| Problem statement |
Wherever the word "Регистрация" appears in a line, extract that line.

Records from a dataset:
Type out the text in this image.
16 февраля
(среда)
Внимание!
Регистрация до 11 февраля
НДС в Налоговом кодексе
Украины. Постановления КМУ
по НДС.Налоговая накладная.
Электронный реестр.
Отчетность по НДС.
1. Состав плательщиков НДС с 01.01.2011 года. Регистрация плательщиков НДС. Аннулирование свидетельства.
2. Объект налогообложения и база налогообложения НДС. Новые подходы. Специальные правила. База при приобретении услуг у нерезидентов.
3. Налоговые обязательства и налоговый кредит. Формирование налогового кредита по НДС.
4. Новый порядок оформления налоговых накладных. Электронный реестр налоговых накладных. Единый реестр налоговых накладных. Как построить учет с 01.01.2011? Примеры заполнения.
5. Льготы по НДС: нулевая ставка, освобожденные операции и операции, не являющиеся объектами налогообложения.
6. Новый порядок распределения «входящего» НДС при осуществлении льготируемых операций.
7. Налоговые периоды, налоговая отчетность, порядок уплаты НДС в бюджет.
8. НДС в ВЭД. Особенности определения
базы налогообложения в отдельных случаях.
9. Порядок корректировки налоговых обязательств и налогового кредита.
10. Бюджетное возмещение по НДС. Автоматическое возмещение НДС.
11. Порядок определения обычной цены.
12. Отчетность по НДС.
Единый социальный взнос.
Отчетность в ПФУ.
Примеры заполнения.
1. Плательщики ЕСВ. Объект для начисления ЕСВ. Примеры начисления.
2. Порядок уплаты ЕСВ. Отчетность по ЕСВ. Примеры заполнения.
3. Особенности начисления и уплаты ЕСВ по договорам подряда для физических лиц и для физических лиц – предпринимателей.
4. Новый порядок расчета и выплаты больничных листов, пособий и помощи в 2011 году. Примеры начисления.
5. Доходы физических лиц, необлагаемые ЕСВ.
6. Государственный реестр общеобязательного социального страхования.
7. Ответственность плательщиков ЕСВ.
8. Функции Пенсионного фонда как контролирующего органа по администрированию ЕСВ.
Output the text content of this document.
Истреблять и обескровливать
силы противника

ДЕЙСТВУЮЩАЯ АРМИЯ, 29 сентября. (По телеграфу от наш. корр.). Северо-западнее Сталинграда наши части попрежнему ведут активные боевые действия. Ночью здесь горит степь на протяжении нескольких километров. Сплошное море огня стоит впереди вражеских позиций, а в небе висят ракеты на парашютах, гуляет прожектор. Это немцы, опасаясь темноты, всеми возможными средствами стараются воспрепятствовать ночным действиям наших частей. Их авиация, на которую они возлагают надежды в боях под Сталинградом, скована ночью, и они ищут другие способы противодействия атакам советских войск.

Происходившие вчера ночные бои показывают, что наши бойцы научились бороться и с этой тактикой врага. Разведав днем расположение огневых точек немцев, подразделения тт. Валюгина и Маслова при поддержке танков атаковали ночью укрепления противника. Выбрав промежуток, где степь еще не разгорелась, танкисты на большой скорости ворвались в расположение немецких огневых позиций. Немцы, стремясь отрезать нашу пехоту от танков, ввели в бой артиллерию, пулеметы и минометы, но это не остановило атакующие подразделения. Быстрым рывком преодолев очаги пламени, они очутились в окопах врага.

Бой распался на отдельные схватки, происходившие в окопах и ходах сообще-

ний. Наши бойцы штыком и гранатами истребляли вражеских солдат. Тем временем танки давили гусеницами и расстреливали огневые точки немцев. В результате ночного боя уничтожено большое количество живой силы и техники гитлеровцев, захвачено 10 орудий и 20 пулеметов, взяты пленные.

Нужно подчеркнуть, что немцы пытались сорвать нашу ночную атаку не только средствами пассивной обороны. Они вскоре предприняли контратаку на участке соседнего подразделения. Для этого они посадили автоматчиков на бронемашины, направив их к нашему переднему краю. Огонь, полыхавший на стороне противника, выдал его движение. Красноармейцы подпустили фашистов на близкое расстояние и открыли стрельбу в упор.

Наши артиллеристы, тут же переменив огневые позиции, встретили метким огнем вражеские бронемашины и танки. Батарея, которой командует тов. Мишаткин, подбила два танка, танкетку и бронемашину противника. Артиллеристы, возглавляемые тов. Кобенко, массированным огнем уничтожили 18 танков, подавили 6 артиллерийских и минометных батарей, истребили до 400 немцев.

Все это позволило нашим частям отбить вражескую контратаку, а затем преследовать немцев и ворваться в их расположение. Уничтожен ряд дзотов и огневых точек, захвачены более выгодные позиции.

| Final result |
Регистрация до 11 февраля
1. Состав плательщиков НДС с 01.01.2011 года. Регистрация плательщиков НДС. Аннулирование свидетельства.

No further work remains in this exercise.